REQUIREMENTS: Write out the material below again, unchanged.

TASK INPUT:
-- begin --

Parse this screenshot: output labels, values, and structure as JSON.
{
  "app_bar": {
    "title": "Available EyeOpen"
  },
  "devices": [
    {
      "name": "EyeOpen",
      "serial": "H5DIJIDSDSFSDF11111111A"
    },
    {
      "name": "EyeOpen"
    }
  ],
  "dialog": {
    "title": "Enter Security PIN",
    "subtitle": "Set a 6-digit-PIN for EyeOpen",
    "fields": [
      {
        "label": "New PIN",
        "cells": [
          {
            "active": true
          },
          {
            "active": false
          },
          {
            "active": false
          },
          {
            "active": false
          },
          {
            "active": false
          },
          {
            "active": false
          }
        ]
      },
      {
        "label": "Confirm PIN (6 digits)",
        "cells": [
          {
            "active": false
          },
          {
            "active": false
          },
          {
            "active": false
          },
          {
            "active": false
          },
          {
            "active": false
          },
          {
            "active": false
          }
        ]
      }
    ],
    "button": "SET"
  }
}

-- end --

RESULT BELOW:
Parse this screenshot: output labels, values, and structure as JSON.
{
  "app_bar": {
    "title": "Available EyeOpen"
  },
  "devices": [
    {
      "name": "EyeOpen",
      "serial": "H5DIJIDSDSFSDF11111111A"
    },
    {
      "name": "EyeOpen"
    }
  ],
  "dialog": {
    "title": "Enter Security PIN",
    "subtitle": "Set a 6-digit-PIN for EyeOpen",
    "fields": [
      {
        "label": "New PIN",
        "cells": [
          {
            "active": true
          },
          {
            "active": false
          },
          {
            "active": false
          },
          {
            "active": false
          },
          {
            "active": false
          },
          {
            "active": false
          }
        ]
      },
      {
        "label": "Confirm PIN (6 digits)",
        "cells": [
          {
            "active": false
          },
          {
            "active": false
          },
          {
            "active": false
          },
          {
            "active": false
          },
          {
            "active": false
          },
          {
            "active": false
          }
        ]
      }
    ],
    "button": "SET"
  }
}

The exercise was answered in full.